(Saved entries)
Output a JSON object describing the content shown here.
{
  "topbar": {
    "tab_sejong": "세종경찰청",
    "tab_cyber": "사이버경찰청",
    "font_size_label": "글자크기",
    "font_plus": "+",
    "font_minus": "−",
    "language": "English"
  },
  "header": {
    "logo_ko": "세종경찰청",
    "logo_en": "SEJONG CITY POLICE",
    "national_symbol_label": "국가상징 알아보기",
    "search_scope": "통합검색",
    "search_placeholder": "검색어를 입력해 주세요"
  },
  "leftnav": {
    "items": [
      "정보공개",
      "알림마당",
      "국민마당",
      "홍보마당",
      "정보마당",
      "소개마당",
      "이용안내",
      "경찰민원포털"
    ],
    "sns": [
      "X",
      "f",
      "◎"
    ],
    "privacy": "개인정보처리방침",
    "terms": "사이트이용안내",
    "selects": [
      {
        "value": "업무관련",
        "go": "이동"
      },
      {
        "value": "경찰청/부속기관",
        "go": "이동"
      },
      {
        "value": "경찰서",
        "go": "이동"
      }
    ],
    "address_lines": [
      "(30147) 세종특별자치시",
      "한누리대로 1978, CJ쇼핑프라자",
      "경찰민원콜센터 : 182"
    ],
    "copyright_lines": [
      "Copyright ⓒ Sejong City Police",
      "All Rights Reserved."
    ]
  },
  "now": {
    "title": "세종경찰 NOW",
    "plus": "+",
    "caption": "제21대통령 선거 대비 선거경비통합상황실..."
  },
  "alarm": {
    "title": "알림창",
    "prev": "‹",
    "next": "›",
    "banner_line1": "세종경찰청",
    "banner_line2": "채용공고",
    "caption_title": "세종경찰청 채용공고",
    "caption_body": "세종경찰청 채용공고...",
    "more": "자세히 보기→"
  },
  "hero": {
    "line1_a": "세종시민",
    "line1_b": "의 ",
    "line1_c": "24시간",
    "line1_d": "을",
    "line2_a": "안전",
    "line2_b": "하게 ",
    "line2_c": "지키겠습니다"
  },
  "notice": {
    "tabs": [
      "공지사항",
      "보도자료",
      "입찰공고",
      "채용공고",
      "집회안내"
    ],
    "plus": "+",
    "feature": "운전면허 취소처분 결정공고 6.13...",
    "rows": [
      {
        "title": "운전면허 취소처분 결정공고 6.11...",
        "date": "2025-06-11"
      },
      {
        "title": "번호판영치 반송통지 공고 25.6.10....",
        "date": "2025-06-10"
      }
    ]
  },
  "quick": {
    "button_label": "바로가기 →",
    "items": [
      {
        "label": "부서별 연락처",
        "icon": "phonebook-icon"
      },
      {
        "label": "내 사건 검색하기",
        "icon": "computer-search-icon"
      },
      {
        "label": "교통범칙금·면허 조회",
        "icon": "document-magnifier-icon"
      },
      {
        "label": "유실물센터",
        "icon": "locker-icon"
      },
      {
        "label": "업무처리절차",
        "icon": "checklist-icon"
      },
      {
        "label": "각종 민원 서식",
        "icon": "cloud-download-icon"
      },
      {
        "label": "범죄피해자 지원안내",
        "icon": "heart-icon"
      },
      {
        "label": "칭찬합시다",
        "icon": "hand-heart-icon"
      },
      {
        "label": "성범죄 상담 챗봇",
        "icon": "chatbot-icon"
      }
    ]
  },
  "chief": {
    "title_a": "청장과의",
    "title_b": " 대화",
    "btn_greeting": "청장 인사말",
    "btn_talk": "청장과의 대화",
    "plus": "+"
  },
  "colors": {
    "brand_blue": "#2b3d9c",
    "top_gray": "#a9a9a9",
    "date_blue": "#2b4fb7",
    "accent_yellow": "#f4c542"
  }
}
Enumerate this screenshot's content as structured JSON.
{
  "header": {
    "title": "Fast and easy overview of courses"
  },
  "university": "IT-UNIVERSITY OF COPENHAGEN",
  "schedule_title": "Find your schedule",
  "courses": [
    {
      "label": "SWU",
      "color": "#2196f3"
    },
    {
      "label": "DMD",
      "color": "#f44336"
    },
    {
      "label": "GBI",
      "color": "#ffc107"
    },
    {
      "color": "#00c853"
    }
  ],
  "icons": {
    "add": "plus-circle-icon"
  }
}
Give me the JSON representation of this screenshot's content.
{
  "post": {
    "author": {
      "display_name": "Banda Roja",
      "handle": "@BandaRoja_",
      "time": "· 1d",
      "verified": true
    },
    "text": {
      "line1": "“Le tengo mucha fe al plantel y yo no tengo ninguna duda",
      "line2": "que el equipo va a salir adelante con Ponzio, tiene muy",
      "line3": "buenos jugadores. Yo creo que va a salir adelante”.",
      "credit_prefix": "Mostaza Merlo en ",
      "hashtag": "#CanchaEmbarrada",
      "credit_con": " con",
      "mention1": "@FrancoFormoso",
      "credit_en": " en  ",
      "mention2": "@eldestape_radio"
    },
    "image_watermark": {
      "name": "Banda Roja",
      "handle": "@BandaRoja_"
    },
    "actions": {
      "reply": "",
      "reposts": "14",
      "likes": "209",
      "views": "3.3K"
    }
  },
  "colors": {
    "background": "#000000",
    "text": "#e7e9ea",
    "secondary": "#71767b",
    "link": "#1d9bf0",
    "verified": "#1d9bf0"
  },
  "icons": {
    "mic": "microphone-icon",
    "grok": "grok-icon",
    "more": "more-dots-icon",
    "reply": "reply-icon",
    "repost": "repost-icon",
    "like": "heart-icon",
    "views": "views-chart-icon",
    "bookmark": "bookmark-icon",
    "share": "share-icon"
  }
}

- [Work to be completed] Pull out all lines from the entries above that include the word "운전면허".

- [Exercise output]
    "feature": "운전면허 취소처분 결정공고 6.13...",
        "title": "운전면허 취소처분 결정공고 6.11...",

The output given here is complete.